* [Problem requirements] Your task is to give the data again, exactly, with every line intact.

* [Extracted records]

++++++++++++++++++++

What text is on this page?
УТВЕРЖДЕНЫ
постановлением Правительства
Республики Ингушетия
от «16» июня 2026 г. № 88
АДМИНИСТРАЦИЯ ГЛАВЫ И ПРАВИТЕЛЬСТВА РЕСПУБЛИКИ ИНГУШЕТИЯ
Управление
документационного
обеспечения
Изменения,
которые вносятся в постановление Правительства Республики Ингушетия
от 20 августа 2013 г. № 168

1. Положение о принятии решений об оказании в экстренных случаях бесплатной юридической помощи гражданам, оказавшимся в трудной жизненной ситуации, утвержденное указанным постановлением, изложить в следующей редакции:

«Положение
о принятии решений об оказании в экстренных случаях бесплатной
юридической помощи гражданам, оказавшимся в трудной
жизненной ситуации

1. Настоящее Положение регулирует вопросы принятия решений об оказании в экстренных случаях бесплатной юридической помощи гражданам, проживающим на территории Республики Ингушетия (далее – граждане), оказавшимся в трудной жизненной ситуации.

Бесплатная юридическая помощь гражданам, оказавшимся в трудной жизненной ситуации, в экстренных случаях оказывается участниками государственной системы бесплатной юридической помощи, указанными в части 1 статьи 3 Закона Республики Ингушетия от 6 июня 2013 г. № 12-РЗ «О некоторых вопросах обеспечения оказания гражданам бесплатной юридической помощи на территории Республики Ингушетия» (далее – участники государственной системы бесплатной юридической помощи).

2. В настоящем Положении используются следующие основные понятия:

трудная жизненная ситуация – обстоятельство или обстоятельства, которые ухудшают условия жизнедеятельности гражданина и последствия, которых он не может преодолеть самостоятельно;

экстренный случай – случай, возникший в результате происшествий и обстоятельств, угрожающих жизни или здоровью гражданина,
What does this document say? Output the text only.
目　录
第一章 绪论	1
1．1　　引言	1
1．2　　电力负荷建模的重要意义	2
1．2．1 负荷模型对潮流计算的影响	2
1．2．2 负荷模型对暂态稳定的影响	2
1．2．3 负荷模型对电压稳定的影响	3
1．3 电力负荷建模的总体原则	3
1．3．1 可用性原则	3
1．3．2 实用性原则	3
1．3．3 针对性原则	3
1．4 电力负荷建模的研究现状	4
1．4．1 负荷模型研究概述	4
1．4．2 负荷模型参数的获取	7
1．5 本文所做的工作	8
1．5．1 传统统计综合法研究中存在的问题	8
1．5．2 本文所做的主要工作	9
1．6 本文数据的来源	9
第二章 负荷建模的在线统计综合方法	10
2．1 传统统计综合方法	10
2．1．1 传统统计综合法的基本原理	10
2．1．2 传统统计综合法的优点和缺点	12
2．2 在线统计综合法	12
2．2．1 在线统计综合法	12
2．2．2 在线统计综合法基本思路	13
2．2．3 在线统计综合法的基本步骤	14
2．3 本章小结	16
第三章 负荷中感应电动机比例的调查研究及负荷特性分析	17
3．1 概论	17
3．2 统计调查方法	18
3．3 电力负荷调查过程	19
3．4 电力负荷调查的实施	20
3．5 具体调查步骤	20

++++++++++++++++++++

* [Reply]
What text is on this page?
УТВЕРЖДЕНЫ
постановлением Правительства
Республики Ингушетия
от «16» июня 2026 г. № 88
АДМИНИСТРАЦИЯ ГЛАВЫ И ПРАВИТЕЛЬСТВА РЕСПУБЛИКИ ИНГУШЕТИЯ
Управление
документационного
обеспечения
Изменения,
которые вносятся в постановление Правительства Республики Ингушетия
от 20 августа 2013 г. № 168

1. Положение о принятии решений об оказании в экстренных случаях бесплатной юридической помощи гражданам, оказавшимся в трудной жизненной ситуации, утвержденное указанным постановлением, изложить в следующей редакции:

«Положение
о принятии решений об оказании в экстренных случаях бесплатной
юридической помощи гражданам, оказавшимся в трудной
жизненной ситуации

1. Настоящее Положение регулирует вопросы принятия решений об оказании в экстренных случаях бесплатной юридической помощи гражданам, проживающим на территории Республики Ингушетия (далее – граждане), оказавшимся в трудной жизненной ситуации.

Бесплатная юридическая помощь гражданам, оказавшимся в трудной жизненной ситуации, в экстренных случаях оказывается участниками государственной системы бесплатной юридической помощи, указанными в части 1 статьи 3 Закона Республики Ингушетия от 6 июня 2013 г. № 12-РЗ «О некоторых вопросах обеспечения оказания гражданам бесплатной юридической помощи на территории Республики Ингушетия» (далее – участники государственной системы бесплатной юридической помощи).

2. В настоящем Положении используются следующие основные понятия:

трудная жизненная ситуация – обстоятельство или обстоятельства, которые ухудшают условия жизнедеятельности гражданина и последствия, которых он не может преодолеть самостоятельно;

экстренный случай – случай, возникший в результате происшествий и обстоятельств, угрожающих жизни или здоровью гражданина,
What does this document say? Output the text only.
目　录
第一章 绪论	1
1．1　　引言	1
1．2　　电力负荷建模的重要意义	2
1．2．1 负荷模型对潮流计算的影响	2
1．2．2 负荷模型对暂态稳定的影响	2
1．2．3 负荷模型对电压稳定的影响	3
1．3 电力负荷建模的总体原则	3
1．3．1 可用性原则	3
1．3．2 实用性原则	3
1．3．3 针对性原则	3
1．4 电力负荷建模的研究现状	4
1．4．1 负荷模型研究概述	4
1．4．2 负荷模型参数的获取	7
1．5 本文所做的工作	8
1．5．1 传统统计综合法研究中存在的问题	8
1．5．2 本文所做的主要工作	9
1．6 本文数据的来源	9
第二章 负荷建模的在线统计综合方法	10
2．1 传统统计综合方法	10
2．1．1 传统统计综合法的基本原理	10
2．1．2 传统统计综合法的优点和缺点	12
2．2 在线统计综合法	12
2．2．1 在线统计综合法	12
2．2．2 在线统计综合法基本思路	13
2．2．3 在线统计综合法的基本步骤	14
2．3 本章小结	16
第三章 负荷中感应电动机比例的调查研究及负荷特性分析	17
3．1 概论	17
3．2 统计调查方法	18
3．3 电力负荷调查过程	19
3．4 电力负荷调查的实施	20
3．5 具体调查步骤	20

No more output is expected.